## PROBLEM TO SOLVE
Print the entries verbatim, leaving out the images they contain.

## ENTRIES SUPPLIED
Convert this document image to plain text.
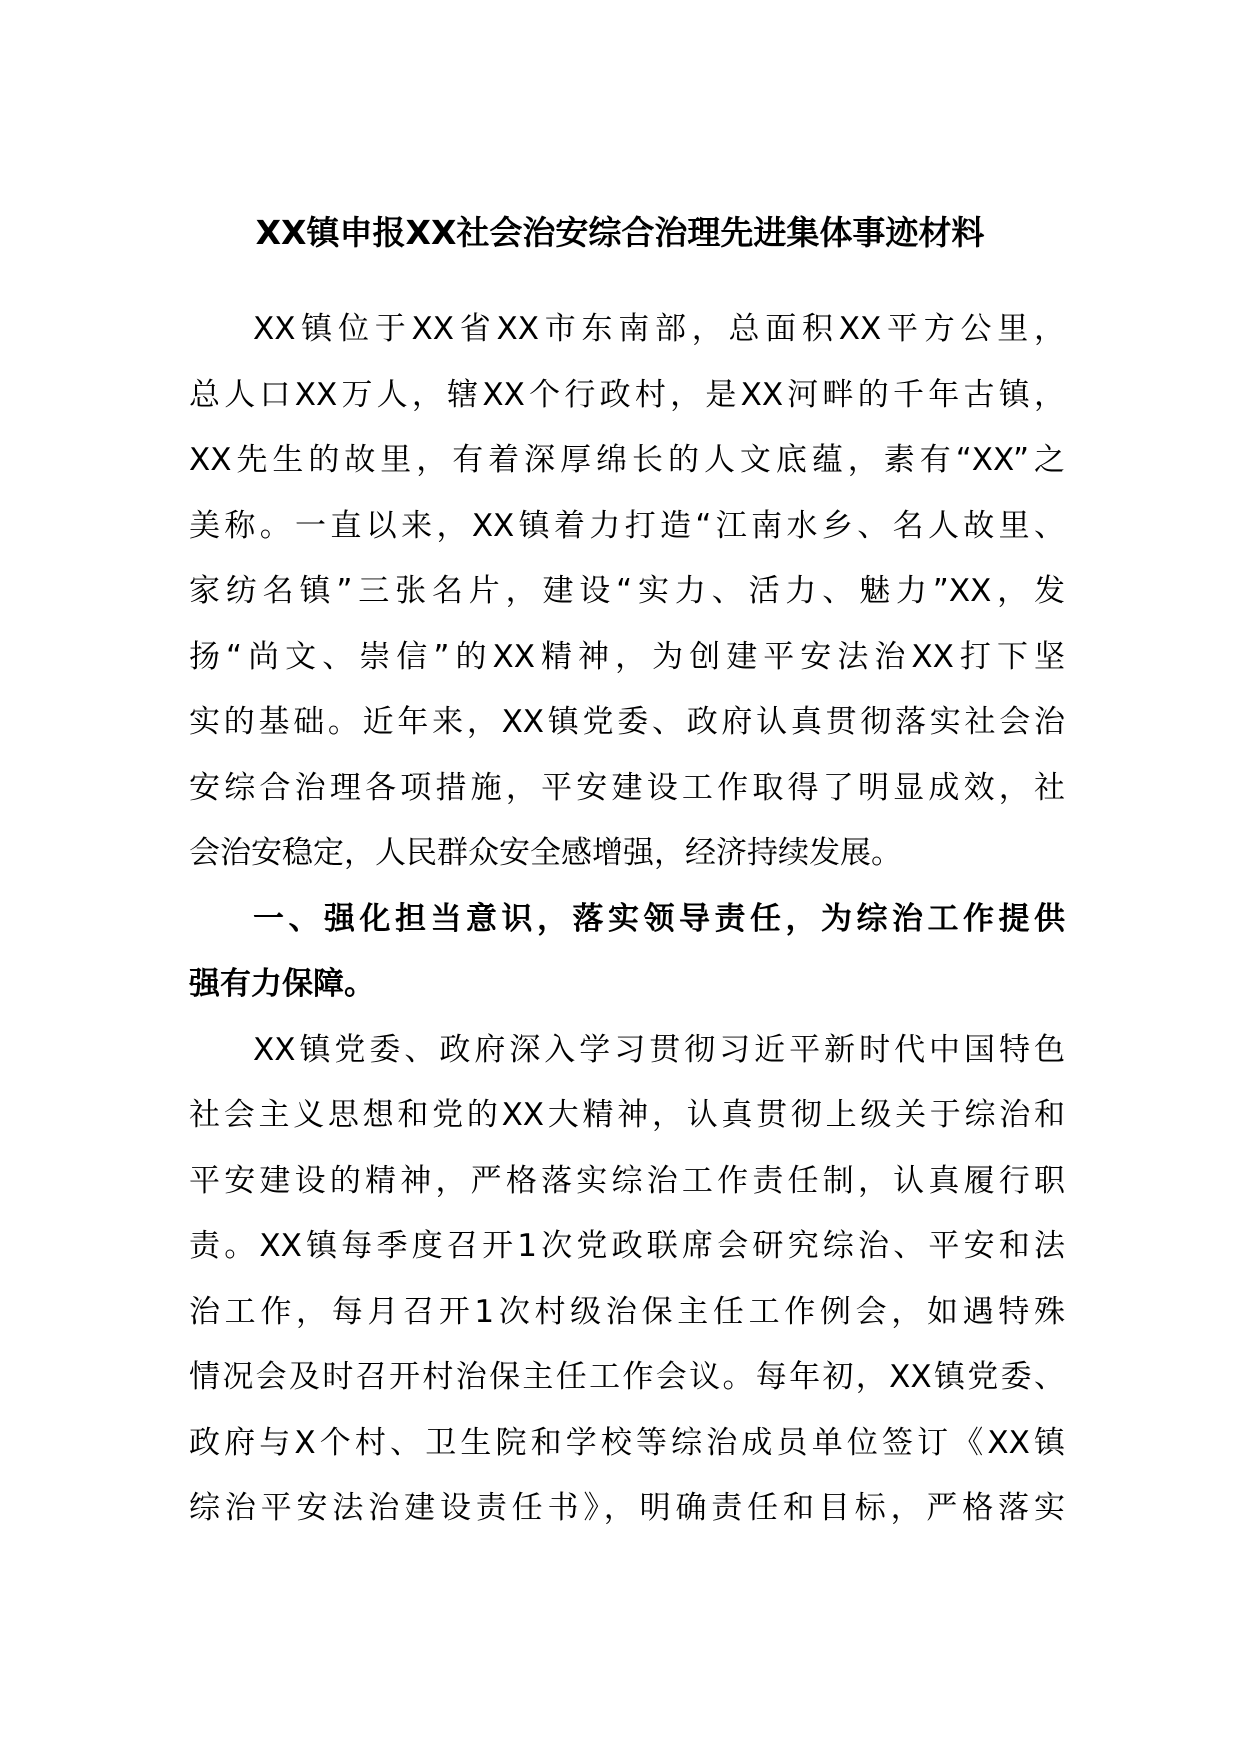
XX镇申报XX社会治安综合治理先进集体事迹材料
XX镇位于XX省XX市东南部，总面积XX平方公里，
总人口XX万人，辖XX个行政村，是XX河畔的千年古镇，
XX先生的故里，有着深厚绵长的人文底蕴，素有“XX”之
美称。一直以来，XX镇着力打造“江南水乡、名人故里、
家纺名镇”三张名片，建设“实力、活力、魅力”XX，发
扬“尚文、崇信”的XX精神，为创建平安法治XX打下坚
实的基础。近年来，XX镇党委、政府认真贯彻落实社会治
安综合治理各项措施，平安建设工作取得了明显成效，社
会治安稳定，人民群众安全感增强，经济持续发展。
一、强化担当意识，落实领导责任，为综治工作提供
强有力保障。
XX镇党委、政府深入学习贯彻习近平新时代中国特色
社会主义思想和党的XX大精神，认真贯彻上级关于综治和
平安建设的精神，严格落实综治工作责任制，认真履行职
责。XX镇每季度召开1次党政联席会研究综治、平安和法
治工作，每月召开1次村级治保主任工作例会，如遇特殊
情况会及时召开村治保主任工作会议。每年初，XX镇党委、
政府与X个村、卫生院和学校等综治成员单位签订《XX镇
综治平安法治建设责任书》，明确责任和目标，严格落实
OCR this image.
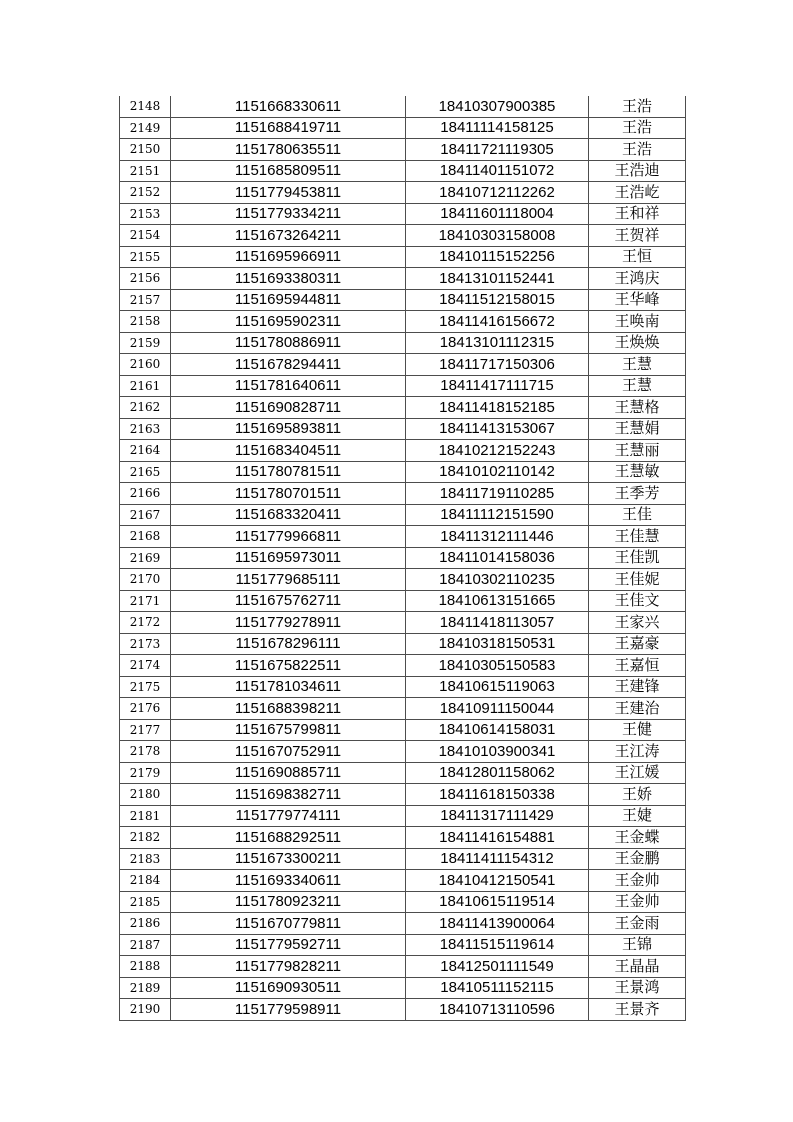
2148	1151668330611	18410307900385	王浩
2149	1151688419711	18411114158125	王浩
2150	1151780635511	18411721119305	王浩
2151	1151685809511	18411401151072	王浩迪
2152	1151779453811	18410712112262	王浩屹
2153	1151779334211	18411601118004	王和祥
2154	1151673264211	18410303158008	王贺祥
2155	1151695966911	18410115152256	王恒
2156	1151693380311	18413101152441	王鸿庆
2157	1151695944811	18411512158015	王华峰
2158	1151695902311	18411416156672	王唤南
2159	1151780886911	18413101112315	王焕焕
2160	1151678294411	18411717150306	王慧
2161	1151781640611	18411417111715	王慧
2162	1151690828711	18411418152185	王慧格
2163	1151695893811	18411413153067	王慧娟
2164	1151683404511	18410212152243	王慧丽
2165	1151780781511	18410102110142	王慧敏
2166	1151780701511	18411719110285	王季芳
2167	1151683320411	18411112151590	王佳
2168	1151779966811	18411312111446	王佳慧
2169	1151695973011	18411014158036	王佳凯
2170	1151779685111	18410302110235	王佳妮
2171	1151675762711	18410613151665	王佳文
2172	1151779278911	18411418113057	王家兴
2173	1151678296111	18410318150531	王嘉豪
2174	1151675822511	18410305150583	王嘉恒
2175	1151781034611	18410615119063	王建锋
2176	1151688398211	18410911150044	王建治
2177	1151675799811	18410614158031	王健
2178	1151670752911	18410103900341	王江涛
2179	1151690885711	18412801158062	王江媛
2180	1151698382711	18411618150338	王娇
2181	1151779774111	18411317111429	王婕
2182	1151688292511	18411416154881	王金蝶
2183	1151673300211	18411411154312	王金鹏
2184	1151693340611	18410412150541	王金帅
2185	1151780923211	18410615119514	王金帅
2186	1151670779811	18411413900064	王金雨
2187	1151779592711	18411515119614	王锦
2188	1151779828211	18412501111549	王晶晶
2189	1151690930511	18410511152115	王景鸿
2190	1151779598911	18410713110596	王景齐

## TASK RESPONSE
Convert this document image to plain text.
XX镇申报XX社会治安综合治理先进集体事迹材料
XX镇位于XX省XX市东南部，总面积XX平方公里，
总人口XX万人，辖XX个行政村，是XX河畔的千年古镇，
XX先生的故里，有着深厚绵长的人文底蕴，素有“XX”之
美称。一直以来，XX镇着力打造“江南水乡、名人故里、
家纺名镇”三张名片，建设“实力、活力、魅力”XX，发
扬“尚文、崇信”的XX精神，为创建平安法治XX打下坚
实的基础。近年来，XX镇党委、政府认真贯彻落实社会治
安综合治理各项措施，平安建设工作取得了明显成效，社
会治安稳定，人民群众安全感增强，经济持续发展。
一、强化担当意识，落实领导责任，为综治工作提供
强有力保障。
XX镇党委、政府深入学习贯彻习近平新时代中国特色
社会主义思想和党的XX大精神，认真贯彻上级关于综治和
平安建设的精神，严格落实综治工作责任制，认真履行职
责。XX镇每季度召开1次党政联席会研究综治、平安和法
治工作，每月召开1次村级治保主任工作例会，如遇特殊
情况会及时召开村治保主任工作会议。每年初，XX镇党委、
政府与X个村、卫生院和学校等综治成员单位签订《XX镇
综治平安法治建设责任书》，明确责任和目标，严格落实
OCR this image.
2148	1151668330611	18410307900385	王浩
2149	1151688419711	18411114158125	王浩
2150	1151780635511	18411721119305	王浩
2151	1151685809511	18411401151072	王浩迪
2152	1151779453811	18410712112262	王浩屹
2153	1151779334211	18411601118004	王和祥
2154	1151673264211	18410303158008	王贺祥
2155	1151695966911	18410115152256	王恒
2156	1151693380311	18413101152441	王鸿庆
2157	1151695944811	18411512158015	王华峰
2158	1151695902311	18411416156672	王唤南
2159	1151780886911	18413101112315	王焕焕
2160	1151678294411	18411717150306	王慧
2161	1151781640611	18411417111715	王慧
2162	1151690828711	18411418152185	王慧格
2163	1151695893811	18411413153067	王慧娟
2164	1151683404511	18410212152243	王慧丽
2165	1151780781511	18410102110142	王慧敏
2166	1151780701511	18411719110285	王季芳
2167	1151683320411	18411112151590	王佳
2168	1151779966811	18411312111446	王佳慧
2169	1151695973011	18411014158036	王佳凯
2170	1151779685111	18410302110235	王佳妮
2171	1151675762711	18410613151665	王佳文
2172	1151779278911	18411418113057	王家兴
2173	1151678296111	18410318150531	王嘉豪
2174	1151675822511	18410305150583	王嘉恒
2175	1151781034611	18410615119063	王建锋
2176	1151688398211	18410911150044	王建治
2177	1151675799811	18410614158031	王健
2178	1151670752911	18410103900341	王江涛
2179	1151690885711	18412801158062	王江媛
2180	1151698382711	18411618150338	王娇
2181	1151779774111	18411317111429	王婕
2182	1151688292511	18411416154881	王金蝶
2183	1151673300211	18411411154312	王金鹏
2184	1151693340611	18410412150541	王金帅
2185	1151780923211	18410615119514	王金帅
2186	1151670779811	18411413900064	王金雨
2187	1151779592711	18411515119614	王锦
2188	1151779828211	18412501111549	王晶晶
2189	1151690930511	18410511152115	王景鸿
2190	1151779598911	18410713110596	王景齐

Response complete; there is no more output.